### Exercise
Reproduce the listing below without any change.

Begin Data for the task

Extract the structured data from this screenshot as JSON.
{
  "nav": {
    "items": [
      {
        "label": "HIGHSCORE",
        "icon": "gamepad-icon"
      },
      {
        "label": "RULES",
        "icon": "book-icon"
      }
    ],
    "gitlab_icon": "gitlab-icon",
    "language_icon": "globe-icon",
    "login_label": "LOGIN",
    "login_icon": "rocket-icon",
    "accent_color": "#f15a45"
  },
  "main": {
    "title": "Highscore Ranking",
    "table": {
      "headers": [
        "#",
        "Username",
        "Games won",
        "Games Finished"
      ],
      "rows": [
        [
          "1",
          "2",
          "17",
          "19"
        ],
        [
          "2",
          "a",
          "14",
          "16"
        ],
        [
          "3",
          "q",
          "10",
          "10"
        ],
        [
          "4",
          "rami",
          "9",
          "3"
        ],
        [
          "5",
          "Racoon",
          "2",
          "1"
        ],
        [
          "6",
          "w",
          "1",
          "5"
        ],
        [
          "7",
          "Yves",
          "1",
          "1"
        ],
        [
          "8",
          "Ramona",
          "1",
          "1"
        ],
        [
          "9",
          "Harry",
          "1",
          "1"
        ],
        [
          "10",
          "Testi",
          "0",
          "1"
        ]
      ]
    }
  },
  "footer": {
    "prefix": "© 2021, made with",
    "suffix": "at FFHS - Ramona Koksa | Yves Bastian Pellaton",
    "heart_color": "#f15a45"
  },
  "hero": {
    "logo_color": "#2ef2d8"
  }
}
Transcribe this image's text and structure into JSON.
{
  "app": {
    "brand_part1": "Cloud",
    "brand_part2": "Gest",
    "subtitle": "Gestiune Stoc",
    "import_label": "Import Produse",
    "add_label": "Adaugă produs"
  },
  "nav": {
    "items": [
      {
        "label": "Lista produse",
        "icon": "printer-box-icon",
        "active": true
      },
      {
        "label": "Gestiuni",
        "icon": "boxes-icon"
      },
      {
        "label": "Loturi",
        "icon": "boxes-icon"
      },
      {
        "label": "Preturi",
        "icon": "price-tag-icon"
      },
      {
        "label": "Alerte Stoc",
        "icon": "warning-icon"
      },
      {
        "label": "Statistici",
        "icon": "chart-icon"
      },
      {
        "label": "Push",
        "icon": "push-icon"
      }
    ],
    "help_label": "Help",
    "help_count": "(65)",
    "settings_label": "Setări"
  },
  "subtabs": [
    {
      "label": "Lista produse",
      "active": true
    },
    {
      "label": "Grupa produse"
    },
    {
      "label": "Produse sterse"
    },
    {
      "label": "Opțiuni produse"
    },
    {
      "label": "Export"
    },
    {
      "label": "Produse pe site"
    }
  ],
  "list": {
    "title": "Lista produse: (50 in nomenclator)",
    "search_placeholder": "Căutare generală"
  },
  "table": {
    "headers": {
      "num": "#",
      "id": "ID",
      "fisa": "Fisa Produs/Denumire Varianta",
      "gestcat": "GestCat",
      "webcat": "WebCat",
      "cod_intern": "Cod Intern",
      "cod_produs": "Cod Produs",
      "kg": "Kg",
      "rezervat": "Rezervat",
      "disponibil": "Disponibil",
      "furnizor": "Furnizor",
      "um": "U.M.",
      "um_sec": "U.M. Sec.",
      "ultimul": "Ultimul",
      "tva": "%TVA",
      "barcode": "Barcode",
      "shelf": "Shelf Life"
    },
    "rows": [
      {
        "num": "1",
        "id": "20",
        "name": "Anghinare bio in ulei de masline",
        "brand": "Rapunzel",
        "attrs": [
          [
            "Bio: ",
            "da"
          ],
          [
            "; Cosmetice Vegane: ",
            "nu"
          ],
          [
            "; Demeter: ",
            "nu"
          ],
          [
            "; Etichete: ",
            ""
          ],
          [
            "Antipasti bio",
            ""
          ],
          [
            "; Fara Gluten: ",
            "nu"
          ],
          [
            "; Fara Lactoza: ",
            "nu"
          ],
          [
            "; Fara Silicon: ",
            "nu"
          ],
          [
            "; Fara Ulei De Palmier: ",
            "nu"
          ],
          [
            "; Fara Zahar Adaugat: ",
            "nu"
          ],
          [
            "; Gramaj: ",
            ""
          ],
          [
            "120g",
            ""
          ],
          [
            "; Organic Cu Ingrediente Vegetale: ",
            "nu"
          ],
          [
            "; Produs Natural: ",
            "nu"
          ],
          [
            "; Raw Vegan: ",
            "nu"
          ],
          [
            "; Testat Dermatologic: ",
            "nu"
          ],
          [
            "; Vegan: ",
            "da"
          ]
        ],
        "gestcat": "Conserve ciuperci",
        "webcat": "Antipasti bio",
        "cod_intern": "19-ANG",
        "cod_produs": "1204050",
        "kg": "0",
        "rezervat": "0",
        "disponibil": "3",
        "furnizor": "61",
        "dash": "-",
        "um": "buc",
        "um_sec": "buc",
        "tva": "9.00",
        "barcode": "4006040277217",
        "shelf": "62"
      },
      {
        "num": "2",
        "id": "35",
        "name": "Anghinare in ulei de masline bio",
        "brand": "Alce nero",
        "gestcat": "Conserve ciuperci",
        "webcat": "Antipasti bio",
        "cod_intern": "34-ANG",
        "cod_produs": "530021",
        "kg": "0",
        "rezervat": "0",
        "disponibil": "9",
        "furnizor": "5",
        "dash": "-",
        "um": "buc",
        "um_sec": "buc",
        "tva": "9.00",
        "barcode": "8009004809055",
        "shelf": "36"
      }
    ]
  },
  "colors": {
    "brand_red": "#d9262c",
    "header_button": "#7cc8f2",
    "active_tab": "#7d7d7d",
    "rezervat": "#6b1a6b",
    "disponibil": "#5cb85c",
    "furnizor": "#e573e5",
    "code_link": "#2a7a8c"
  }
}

End Data for the task

### Expected answer
Extract the structured data from this screenshot as JSON.
{
  "nav": {
    "items": [
      {
        "label": "HIGHSCORE",
        "icon": "gamepad-icon"
      },
      {
        "label": "RULES",
        "icon": "book-icon"
      }
    ],
    "gitlab_icon": "gitlab-icon",
    "language_icon": "globe-icon",
    "login_label": "LOGIN",
    "login_icon": "rocket-icon",
    "accent_color": "#f15a45"
  },
  "main": {
    "title": "Highscore Ranking",
    "table": {
      "headers": [
        "#",
        "Username",
        "Games won",
        "Games Finished"
      ],
      "rows": [
        [
          "1",
          "2",
          "17",
          "19"
        ],
        [
          "2",
          "a",
          "14",
          "16"
        ],
        [
          "3",
          "q",
          "10",
          "10"
        ],
        [
          "4",
          "rami",
          "9",
          "3"
        ],
        [
          "5",
          "Racoon",
          "2",
          "1"
        ],
        [
          "6",
          "w",
          "1",
          "5"
        ],
        [
          "7",
          "Yves",
          "1",
          "1"
        ],
        [
          "8",
          "Ramona",
          "1",
          "1"
        ],
        [
          "9",
          "Harry",
          "1",
          "1"
        ],
        [
          "10",
          "Testi",
          "0",
          "1"
        ]
      ]
    }
  },
  "footer": {
    "prefix": "© 2021, made with",
    "suffix": "at FFHS - Ramona Koksa | Yves Bastian Pellaton",
    "heart_color": "#f15a45"
  },
  "hero": {
    "logo_color": "#2ef2d8"
  }
}
Transcribe this image's text and structure into JSON.
{
  "app": {
    "brand_part1": "Cloud",
    "brand_part2": "Gest",
    "subtitle": "Gestiune Stoc",
    "import_label": "Import Produse",
    "add_label": "Adaugă produs"
  },
  "nav": {
    "items": [
      {
        "label": "Lista produse",
        "icon": "printer-box-icon",
        "active": true
      },
      {
        "label": "Gestiuni",
        "icon": "boxes-icon"
      },
      {
        "label": "Loturi",
        "icon": "boxes-icon"
      },
      {
        "label": "Preturi",
        "icon": "price-tag-icon"
      },
      {
        "label": "Alerte Stoc",
        "icon": "warning-icon"
      },
      {
        "label": "Statistici",
        "icon": "chart-icon"
      },
      {
        "label": "Push",
        "icon": "push-icon"
      }
    ],
    "help_label": "Help",
    "help_count": "(65)",
    "settings_label": "Setări"
  },
  "subtabs": [
    {
      "label": "Lista produse",
      "active": true
    },
    {
      "label": "Grupa produse"
    },
    {
      "label": "Produse sterse"
    },
    {
      "label": "Opțiuni produse"
    },
    {
      "label": "Export"
    },
    {
      "label": "Produse pe site"
    }
  ],
  "list": {
    "title": "Lista produse: (50 in nomenclator)",
    "search_placeholder": "Căutare generală"
  },
  "table": {
    "headers": {
      "num": "#",
      "id": "ID",
      "fisa": "Fisa Produs/Denumire Varianta",
      "gestcat": "GestCat",
      "webcat": "WebCat",
      "cod_intern": "Cod Intern",
      "cod_produs": "Cod Produs",
      "kg": "Kg",
      "rezervat": "Rezervat",
      "disponibil": "Disponibil",
      "furnizor": "Furnizor",
      "um": "U.M.",
      "um_sec": "U.M. Sec.",
      "ultimul": "Ultimul",
      "tva": "%TVA",
      "barcode": "Barcode",
      "shelf": "Shelf Life"
    },
    "rows": [
      {
        "num": "1",
        "id": "20",
        "name": "Anghinare bio in ulei de masline",
        "brand": "Rapunzel",
        "attrs": [
          [
            "Bio: ",
            "da"
          ],
          [
            "; Cosmetice Vegane: ",
            "nu"
          ],
          [
            "; Demeter: ",
            "nu"
          ],
          [
            "; Etichete: ",
            ""
          ],
          [
            "Antipasti bio",
            ""
          ],
          [
            "; Fara Gluten: ",
            "nu"
          ],
          [
            "; Fara Lactoza: ",
            "nu"
          ],
          [
            "; Fara Silicon: ",
            "nu"
          ],
          [
            "; Fara Ulei De Palmier: ",
            "nu"
          ],
          [
            "; Fara Zahar Adaugat: ",
            "nu"
          ],
          [
            "; Gramaj: ",
            ""
          ],
          [
            "120g",
            ""
          ],
          [
            "; Organic Cu Ingrediente Vegetale: ",
            "nu"
          ],
          [
            "; Produs Natural: ",
            "nu"
          ],
          [
            "; Raw Vegan: ",
            "nu"
          ],
          [
            "; Testat Dermatologic: ",
            "nu"
          ],
          [
            "; Vegan: ",
            "da"
          ]
        ],
        "gestcat": "Conserve ciuperci",
        "webcat": "Antipasti bio",
        "cod_intern": "19-ANG",
        "cod_produs": "1204050",
        "kg": "0",
        "rezervat": "0",
        "disponibil": "3",
        "furnizor": "61",
        "dash": "-",
        "um": "buc",
        "um_sec": "buc",
        "tva": "9.00",
        "barcode": "4006040277217",
        "shelf": "62"
      },
      {
        "num": "2",
        "id": "35",
        "name": "Anghinare in ulei de masline bio",
        "brand": "Alce nero",
        "gestcat": "Conserve ciuperci",
        "webcat": "Antipasti bio",
        "cod_intern": "34-ANG",
        "cod_produs": "530021",
        "kg": "0",
        "rezervat": "0",
        "disponibil": "9",
        "furnizor": "5",
        "dash": "-",
        "um": "buc",
        "um_sec": "buc",
        "tva": "9.00",
        "barcode": "8009004809055",
        "shelf": "36"
      }
    ]
  },
  "colors": {
    "brand_red": "#d9262c",
    "header_button": "#7cc8f2",
    "active_tab": "#7d7d7d",
    "rezervat": "#6b1a6b",
    "disponibil": "#5cb85c",
    "furnizor": "#e573e5",
    "code_link": "#2a7a8c"
  }
}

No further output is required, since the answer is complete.